--- start of Information provided ---
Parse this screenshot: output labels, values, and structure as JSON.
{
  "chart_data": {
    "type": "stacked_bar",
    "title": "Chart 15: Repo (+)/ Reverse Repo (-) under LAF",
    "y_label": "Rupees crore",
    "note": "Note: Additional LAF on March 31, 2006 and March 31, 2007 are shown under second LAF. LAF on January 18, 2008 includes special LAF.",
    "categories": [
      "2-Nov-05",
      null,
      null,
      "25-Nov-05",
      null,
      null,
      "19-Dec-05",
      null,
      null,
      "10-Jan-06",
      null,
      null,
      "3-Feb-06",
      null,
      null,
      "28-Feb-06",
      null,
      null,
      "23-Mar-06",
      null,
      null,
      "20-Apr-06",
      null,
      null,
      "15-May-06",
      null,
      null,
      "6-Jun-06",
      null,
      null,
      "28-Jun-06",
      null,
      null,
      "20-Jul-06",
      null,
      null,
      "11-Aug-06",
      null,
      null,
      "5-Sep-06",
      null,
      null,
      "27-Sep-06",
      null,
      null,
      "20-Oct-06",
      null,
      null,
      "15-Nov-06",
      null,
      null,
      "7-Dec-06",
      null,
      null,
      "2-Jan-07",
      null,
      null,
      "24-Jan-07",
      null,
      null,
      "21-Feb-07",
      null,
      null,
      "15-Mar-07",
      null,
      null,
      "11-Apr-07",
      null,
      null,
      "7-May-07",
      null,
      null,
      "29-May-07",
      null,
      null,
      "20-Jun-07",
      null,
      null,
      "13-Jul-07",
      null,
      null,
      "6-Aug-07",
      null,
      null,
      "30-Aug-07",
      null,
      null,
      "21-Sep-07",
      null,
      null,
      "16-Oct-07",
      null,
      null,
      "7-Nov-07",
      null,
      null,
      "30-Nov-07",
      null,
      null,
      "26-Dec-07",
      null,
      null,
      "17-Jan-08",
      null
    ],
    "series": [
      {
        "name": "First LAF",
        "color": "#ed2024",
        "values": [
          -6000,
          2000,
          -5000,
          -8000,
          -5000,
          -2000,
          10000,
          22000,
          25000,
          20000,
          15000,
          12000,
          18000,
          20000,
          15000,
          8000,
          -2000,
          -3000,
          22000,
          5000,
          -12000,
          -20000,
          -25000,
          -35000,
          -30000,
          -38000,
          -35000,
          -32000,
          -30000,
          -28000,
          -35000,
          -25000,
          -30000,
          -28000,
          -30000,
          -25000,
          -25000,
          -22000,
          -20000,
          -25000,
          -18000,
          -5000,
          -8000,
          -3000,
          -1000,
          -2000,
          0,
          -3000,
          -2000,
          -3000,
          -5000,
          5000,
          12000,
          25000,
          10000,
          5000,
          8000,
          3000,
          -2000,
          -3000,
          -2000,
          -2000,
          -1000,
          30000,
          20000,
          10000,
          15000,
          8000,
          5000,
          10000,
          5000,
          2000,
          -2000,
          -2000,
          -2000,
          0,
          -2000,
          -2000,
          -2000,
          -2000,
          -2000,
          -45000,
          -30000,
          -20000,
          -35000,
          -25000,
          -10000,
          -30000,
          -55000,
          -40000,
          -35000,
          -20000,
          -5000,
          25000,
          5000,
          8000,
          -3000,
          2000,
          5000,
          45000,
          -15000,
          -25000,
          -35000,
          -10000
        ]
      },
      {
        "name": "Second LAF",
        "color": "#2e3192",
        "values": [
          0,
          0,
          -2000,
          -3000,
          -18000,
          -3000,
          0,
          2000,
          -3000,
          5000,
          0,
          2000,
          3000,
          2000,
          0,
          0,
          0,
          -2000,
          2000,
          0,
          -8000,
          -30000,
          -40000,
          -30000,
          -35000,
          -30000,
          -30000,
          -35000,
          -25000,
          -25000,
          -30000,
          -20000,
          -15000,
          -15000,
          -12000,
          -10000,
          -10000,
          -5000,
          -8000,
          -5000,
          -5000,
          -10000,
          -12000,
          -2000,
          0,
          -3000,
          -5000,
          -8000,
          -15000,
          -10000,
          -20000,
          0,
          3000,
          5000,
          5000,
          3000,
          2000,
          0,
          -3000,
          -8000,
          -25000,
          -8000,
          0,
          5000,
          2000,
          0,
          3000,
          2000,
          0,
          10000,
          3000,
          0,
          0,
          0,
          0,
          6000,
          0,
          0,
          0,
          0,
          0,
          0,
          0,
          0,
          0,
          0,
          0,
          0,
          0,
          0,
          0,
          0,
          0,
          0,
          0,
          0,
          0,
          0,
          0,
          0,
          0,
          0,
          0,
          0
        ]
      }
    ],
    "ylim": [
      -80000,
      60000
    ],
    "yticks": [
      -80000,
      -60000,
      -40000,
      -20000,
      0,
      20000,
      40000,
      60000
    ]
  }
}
--- end of Information provided ---
Work required: Copy each line of the data above that holds "under".

Response to this task:
    "title": "Chart 15: Repo (+)/ Reverse Repo (-) under LAF",
    "note": "Note: Additional LAF on March 31, 2006 and March 31, 2007 are shown under second LAF. LAF on January 18, 2008 includes special LAF.",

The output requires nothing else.